Quote the whole listing word for word. Do not include the pictures.

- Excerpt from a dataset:
——————
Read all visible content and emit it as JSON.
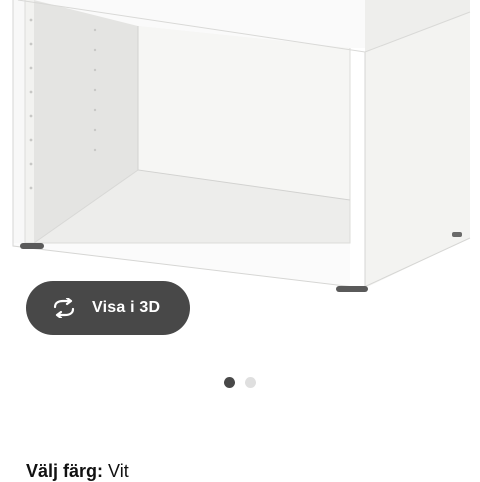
{
  "product": {
    "image_alt": "White shelf unit",
    "view3d_label": "Visa i 3D",
    "view3d_icon": "rotate-3d-icon"
  },
  "carousel": {
    "total": 2,
    "active": 1
  },
  "color": {
    "label": "Välj färg:",
    "value": "Vit"
  },
  "colors": {
    "button_bg": "#484848",
    "dot_active": "#484848",
    "dot_inactive": "#dfdfdf"
  }
}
——————
- EXERCISE RESPONSE:
Read all visible content and emit it as JSON.
{
  "product": {
    "image_alt": "White shelf unit",
    "view3d_label": "Visa i 3D",
    "view3d_icon": "rotate-3d-icon"
  },
  "carousel": {
    "total": 2,
    "active": 1
  },
  "color": {
    "label": "Välj färg:",
    "value": "Vit"
  },
  "colors": {
    "button_bg": "#484848",
    "dot_active": "#484848",
    "dot_inactive": "#dfdfdf"
  }
}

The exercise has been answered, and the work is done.